**Required work**
Go through the material below and report how many lines contain "Which". Give only the number.

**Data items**
-- START --

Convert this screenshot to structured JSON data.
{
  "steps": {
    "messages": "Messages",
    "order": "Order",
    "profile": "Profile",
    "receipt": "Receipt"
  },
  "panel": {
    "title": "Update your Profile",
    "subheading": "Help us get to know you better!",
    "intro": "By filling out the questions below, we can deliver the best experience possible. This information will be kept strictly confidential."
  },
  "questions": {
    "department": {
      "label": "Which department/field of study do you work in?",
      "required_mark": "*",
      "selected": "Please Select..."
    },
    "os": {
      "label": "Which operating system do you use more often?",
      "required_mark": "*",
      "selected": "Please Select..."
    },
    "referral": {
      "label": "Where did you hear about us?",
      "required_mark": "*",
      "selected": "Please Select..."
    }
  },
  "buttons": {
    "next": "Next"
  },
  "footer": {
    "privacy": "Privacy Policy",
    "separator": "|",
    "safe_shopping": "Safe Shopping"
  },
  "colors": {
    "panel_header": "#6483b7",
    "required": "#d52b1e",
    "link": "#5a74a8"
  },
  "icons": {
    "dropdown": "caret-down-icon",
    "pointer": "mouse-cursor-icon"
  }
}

-- END --

**Exercise response**
2